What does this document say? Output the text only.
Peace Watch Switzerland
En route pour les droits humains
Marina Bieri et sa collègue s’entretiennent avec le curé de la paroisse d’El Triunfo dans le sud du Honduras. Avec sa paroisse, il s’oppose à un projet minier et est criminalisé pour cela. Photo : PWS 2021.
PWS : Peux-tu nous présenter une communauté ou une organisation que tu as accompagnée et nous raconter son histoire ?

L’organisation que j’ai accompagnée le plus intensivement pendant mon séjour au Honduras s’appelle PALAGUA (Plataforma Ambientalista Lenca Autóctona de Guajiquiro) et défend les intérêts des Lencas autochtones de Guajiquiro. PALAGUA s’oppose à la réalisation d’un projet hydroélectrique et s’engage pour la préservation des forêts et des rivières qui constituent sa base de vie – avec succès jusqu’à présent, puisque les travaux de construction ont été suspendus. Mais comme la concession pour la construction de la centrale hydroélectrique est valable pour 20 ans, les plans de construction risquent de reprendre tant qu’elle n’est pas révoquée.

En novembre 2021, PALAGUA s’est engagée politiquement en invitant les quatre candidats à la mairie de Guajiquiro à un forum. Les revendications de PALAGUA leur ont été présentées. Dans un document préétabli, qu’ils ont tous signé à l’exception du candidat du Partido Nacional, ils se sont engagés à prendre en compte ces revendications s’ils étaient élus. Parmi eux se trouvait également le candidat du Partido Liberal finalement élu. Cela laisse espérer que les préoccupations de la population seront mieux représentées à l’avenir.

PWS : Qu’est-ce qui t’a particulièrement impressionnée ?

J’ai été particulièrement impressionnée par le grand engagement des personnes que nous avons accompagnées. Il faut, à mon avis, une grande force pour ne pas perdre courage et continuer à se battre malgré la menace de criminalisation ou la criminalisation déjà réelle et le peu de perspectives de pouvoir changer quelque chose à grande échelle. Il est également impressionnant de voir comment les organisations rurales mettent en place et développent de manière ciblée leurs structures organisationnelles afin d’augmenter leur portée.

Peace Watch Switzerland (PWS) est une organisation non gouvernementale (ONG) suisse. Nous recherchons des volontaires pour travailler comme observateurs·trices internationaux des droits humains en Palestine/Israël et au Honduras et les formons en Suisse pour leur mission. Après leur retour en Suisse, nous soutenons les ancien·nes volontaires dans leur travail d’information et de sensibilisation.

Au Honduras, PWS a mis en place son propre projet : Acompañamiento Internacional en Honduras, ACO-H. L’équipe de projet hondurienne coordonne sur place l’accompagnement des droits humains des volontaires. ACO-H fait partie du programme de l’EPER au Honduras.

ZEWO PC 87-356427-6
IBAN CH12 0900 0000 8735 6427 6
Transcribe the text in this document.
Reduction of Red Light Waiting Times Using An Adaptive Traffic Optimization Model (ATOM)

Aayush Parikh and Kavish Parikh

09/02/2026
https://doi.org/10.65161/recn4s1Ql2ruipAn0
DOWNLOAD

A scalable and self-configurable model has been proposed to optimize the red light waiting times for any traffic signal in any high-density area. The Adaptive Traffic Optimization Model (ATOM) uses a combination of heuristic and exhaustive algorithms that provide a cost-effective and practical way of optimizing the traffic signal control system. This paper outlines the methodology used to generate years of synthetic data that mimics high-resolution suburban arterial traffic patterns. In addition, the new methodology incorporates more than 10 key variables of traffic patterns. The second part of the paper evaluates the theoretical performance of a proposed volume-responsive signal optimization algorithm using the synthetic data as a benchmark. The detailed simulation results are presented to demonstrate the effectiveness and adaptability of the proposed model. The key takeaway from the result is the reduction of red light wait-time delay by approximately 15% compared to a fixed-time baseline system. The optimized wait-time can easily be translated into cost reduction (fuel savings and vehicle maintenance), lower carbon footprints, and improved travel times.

> [Brief]:
The records above should be repeated in full, exactly as given.

> [Result of this task]:
What does this document say? Output the text only.
Peace Watch Switzerland
En route pour les droits humains
Marina Bieri et sa collègue s’entretiennent avec le curé de la paroisse d’El Triunfo dans le sud du Honduras. Avec sa paroisse, il s’oppose à un projet minier et est criminalisé pour cela. Photo : PWS 2021.
PWS : Peux-tu nous présenter une communauté ou une organisation que tu as accompagnée et nous raconter son histoire ?

L’organisation que j’ai accompagnée le plus intensivement pendant mon séjour au Honduras s’appelle PALAGUA (Plataforma Ambientalista Lenca Autóctona de Guajiquiro) et défend les intérêts des Lencas autochtones de Guajiquiro. PALAGUA s’oppose à la réalisation d’un projet hydroélectrique et s’engage pour la préservation des forêts et des rivières qui constituent sa base de vie – avec succès jusqu’à présent, puisque les travaux de construction ont été suspendus. Mais comme la concession pour la construction de la centrale hydroélectrique est valable pour 20 ans, les plans de construction risquent de reprendre tant qu’elle n’est pas révoquée.

En novembre 2021, PALAGUA s’est engagée politiquement en invitant les quatre candidats à la mairie de Guajiquiro à un forum. Les revendications de PALAGUA leur ont été présentées. Dans un document préétabli, qu’ils ont tous signé à l’exception du candidat du Partido Nacional, ils se sont engagés à prendre en compte ces revendications s’ils étaient élus. Parmi eux se trouvait également le candidat du Partido Liberal finalement élu. Cela laisse espérer que les préoccupations de la population seront mieux représentées à l’avenir.

PWS : Qu’est-ce qui t’a particulièrement impressionnée ?

J’ai été particulièrement impressionnée par le grand engagement des personnes que nous avons accompagnées. Il faut, à mon avis, une grande force pour ne pas perdre courage et continuer à se battre malgré la menace de criminalisation ou la criminalisation déjà réelle et le peu de perspectives de pouvoir changer quelque chose à grande échelle. Il est également impressionnant de voir comment les organisations rurales mettent en place et développent de manière ciblée leurs structures organisationnelles afin d’augmenter leur portée.

Peace Watch Switzerland (PWS) est une organisation non gouvernementale (ONG) suisse. Nous recherchons des volontaires pour travailler comme observateurs·trices internationaux des droits humains en Palestine/Israël et au Honduras et les formons en Suisse pour leur mission. Après leur retour en Suisse, nous soutenons les ancien·nes volontaires dans leur travail d’information et de sensibilisation.

Au Honduras, PWS a mis en place son propre projet : Acompañamiento Internacional en Honduras, ACO-H. L’équipe de projet hondurienne coordonne sur place l’accompagnement des droits humains des volontaires. ACO-H fait partie du programme de l’EPER au Honduras.

ZEWO PC 87-356427-6
IBAN CH12 0900 0000 8735 6427 6
Transcribe the text in this document.
Reduction of Red Light Waiting Times Using An Adaptive Traffic Optimization Model (ATOM)

Aayush Parikh and Kavish Parikh

09/02/2026
https://doi.org/10.65161/recn4s1Ql2ruipAn0
DOWNLOAD

A scalable and self-configurable model has been proposed to optimize the red light waiting times for any traffic signal in any high-density area. The Adaptive Traffic Optimization Model (ATOM) uses a combination of heuristic and exhaustive algorithms that provide a cost-effective and practical way of optimizing the traffic signal control system. This paper outlines the methodology used to generate years of synthetic data that mimics high-resolution suburban arterial traffic patterns. In addition, the new methodology incorporates more than 10 key variables of traffic patterns. The second part of the paper evaluates the theoretical performance of a proposed volume-responsive signal optimization algorithm using the synthetic data as a benchmark. The detailed simulation results are presented to demonstrate the effectiveness and adaptability of the proposed model. The key takeaway from the result is the reduction of red light wait-time delay by approximately 15% compared to a fixed-time baseline system. The optimized wait-time can easily be translated into cost reduction (fuel savings and vehicle maintenance), lower carbon footprints, and improved travel times.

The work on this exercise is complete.